UVA Today turned to Holstege for his expertise and advice now that snake season has returned.
Q. Where are copperheads found?
A. There is a temperature range that they prefer. The snakes will typically prefer the 80s. If it starts getting too hot, they’ll go into cooler places. But if it gets too cold, they’re going to go and hunker down into denser areas too. They like wood piles, because the temperature is fairly stable and it’s easy for them to get into them. I’ve treated numerous bites after people were taking wood out of a wood pile.
You have to be careful in the evenings when it gets cooler and they come out. They may go, for example, along the side of a blacktop road and warm themselves. They can get into garages. They can get under the covers of things – for example, if I have a grill that’s covered up on the back porch. They like places where they can shelter and be protected.
Q. Are copperheads aggressive?
__________________________________________________
- _How to complete this task_:
Continue the interview about copperhead snakes from the point where it stops. The entries that follow are not needed for this work.

[Page layout parsing entries]
__________________________________________________
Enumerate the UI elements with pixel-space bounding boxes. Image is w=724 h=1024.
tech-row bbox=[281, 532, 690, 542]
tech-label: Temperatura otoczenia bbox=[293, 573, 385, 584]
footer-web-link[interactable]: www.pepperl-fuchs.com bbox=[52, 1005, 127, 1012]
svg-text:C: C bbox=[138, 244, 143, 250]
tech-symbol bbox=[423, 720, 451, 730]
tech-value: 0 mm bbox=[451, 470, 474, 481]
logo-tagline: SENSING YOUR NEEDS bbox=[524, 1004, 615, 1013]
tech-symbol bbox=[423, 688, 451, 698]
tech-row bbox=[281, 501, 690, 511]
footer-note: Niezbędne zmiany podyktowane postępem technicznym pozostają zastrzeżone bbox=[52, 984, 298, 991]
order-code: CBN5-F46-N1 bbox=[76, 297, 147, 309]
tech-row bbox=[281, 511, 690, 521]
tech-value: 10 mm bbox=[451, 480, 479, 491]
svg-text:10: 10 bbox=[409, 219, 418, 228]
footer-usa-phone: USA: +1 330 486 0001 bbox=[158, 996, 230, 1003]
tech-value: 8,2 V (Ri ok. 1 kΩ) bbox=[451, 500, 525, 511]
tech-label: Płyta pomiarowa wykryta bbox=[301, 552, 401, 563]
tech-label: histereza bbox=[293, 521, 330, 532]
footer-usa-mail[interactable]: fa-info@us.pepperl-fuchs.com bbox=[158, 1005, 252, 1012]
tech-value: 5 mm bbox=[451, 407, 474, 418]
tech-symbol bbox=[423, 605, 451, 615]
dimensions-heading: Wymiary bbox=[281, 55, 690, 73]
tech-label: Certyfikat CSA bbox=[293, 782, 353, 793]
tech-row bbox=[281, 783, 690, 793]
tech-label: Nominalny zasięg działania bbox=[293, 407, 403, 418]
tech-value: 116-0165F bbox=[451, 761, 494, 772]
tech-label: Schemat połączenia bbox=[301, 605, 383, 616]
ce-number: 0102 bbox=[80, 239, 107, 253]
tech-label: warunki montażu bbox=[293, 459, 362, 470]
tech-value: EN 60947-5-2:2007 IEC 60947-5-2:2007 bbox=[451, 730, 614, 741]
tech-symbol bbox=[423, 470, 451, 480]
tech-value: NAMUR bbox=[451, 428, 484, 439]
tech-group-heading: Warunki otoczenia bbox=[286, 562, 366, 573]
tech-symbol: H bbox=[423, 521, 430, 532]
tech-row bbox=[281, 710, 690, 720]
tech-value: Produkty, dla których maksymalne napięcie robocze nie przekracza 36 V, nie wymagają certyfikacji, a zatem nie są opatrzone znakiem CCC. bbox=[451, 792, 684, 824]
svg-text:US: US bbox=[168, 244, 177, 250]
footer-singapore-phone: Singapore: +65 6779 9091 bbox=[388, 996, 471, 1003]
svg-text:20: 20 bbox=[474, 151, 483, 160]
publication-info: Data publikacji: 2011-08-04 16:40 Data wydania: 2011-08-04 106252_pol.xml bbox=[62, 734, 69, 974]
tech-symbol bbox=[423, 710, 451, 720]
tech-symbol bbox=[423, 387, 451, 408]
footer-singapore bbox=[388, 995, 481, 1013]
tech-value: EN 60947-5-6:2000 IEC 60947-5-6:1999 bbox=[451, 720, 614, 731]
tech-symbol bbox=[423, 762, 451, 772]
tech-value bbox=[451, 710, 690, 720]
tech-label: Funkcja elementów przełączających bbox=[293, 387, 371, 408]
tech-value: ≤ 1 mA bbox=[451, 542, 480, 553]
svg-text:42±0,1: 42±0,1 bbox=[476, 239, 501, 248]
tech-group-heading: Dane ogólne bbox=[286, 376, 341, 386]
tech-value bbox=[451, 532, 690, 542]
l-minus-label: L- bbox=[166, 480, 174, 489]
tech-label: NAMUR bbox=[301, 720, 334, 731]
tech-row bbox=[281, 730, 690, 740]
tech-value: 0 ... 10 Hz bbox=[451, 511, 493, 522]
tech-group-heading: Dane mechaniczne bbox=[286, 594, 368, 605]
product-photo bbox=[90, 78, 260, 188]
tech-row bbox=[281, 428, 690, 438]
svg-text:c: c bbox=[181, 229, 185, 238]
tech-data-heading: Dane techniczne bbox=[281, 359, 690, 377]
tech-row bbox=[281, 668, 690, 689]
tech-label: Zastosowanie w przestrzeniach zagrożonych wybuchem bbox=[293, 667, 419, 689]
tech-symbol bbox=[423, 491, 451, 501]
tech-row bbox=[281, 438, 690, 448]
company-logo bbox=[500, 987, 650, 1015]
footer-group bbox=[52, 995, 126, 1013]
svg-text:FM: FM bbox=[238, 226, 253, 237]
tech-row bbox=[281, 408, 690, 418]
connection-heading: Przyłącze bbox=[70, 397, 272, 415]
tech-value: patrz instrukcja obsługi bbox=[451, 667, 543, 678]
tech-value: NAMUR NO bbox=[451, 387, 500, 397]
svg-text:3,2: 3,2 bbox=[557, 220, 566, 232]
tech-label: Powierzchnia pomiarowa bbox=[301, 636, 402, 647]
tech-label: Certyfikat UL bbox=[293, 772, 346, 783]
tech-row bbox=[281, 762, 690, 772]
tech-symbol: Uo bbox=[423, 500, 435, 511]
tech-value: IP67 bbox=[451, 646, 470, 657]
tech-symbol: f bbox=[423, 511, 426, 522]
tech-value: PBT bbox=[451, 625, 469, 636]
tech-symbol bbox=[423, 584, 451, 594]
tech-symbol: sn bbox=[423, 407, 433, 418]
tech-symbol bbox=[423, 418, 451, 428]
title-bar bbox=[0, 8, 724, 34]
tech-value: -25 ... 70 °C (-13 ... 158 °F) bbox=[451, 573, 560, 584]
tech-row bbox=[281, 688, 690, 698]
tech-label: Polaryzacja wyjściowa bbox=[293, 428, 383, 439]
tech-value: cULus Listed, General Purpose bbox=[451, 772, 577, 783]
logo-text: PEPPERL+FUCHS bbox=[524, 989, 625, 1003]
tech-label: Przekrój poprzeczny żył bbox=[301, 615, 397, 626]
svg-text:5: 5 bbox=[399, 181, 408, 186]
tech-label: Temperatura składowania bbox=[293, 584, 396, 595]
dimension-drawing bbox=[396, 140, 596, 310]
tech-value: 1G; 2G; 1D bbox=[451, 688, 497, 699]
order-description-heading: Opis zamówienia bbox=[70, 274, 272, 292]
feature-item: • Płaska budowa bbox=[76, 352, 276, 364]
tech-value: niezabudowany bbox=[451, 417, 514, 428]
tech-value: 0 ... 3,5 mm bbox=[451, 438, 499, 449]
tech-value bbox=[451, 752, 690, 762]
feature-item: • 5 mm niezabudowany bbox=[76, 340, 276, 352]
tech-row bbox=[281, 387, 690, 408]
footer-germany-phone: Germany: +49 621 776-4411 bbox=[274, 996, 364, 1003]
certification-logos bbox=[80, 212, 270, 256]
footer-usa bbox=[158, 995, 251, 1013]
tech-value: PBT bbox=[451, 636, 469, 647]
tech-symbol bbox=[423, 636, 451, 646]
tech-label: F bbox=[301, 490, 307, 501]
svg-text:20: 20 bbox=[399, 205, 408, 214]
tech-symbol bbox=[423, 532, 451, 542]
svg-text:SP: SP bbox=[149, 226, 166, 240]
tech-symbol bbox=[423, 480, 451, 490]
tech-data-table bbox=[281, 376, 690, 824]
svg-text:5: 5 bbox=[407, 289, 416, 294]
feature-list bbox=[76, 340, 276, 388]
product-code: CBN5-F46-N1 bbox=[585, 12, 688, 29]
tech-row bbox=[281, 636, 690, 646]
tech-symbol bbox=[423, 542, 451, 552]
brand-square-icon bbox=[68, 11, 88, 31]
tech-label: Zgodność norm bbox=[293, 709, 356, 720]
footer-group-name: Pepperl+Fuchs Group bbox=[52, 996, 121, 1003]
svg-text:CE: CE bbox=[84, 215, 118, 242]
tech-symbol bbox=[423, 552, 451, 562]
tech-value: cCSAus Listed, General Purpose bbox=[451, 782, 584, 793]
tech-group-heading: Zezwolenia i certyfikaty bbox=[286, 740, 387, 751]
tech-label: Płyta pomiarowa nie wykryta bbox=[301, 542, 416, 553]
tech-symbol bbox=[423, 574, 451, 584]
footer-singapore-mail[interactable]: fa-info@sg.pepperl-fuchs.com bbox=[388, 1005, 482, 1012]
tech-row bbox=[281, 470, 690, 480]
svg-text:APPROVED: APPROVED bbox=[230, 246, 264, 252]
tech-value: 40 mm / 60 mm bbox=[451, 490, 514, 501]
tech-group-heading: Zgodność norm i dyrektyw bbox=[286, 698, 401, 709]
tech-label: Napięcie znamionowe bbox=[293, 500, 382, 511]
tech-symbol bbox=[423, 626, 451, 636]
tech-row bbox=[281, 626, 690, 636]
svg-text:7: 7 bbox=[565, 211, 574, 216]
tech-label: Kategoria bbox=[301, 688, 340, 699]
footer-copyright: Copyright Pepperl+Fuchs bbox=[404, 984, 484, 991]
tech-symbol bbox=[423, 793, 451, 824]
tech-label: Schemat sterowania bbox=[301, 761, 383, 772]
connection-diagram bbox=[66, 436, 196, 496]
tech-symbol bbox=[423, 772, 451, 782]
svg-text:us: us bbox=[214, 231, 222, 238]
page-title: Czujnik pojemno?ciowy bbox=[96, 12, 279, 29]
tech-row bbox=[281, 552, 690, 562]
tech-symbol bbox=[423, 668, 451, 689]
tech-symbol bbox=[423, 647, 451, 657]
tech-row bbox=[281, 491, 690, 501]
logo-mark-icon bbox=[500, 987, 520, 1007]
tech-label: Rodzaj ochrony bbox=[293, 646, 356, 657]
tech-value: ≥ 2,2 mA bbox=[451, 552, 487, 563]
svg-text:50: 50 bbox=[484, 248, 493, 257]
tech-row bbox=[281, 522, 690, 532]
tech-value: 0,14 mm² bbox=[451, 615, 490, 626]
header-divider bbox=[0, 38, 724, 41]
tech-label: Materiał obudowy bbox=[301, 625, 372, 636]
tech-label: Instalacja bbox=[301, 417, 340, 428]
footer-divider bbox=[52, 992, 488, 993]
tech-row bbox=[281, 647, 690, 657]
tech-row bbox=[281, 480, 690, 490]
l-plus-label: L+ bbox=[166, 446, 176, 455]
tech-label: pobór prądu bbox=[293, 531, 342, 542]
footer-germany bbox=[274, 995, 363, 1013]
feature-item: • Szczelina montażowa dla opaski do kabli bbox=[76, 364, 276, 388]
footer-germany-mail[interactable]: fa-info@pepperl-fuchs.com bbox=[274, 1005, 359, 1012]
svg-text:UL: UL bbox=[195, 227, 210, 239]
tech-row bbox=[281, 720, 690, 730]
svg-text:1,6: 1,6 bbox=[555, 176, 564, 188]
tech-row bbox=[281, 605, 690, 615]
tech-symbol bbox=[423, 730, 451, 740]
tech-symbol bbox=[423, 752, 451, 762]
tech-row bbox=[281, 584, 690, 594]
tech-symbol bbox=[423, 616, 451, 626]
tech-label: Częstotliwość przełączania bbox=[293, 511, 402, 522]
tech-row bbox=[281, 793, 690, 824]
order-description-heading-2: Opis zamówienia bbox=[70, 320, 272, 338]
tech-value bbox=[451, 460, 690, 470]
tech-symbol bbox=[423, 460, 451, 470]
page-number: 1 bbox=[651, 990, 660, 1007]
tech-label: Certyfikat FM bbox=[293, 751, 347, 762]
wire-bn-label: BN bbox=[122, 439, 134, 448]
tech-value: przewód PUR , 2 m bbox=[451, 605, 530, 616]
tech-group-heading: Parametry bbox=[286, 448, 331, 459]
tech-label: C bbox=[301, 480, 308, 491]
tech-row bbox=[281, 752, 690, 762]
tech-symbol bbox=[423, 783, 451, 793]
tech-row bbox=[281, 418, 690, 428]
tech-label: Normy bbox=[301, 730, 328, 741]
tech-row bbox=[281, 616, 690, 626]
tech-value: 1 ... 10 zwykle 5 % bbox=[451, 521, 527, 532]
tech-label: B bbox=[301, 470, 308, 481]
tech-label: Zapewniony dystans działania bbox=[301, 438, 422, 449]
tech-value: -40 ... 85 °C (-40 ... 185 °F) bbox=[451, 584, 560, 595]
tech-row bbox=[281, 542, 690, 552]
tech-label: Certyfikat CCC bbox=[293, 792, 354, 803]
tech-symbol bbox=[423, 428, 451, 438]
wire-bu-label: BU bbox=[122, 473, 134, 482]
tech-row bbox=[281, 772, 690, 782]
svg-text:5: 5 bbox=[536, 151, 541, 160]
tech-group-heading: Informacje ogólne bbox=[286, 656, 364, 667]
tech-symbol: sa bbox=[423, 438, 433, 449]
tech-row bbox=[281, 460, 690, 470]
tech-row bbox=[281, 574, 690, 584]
__________________________________________________
- _Solved problem_:
A. I think if you’re trying to pick them up they are. I don’t think they’re overly aggressive otherwise. Because they don’t have a rattle, people cannot hear copperheads, so they don’t notice them as easily as a timber rattler, which we have in the mountains. When you hear that rattle, that’s when you are put on pause and you back up. But from an aggressive standpoint, most of the bites that I see, the envenomations, the individuals are trying to pick up or are messing with a snake.
In the second-most-common scenario, a person minding their own business might rapidly do something like accidentally stepping on a copperhead, which then defends itself.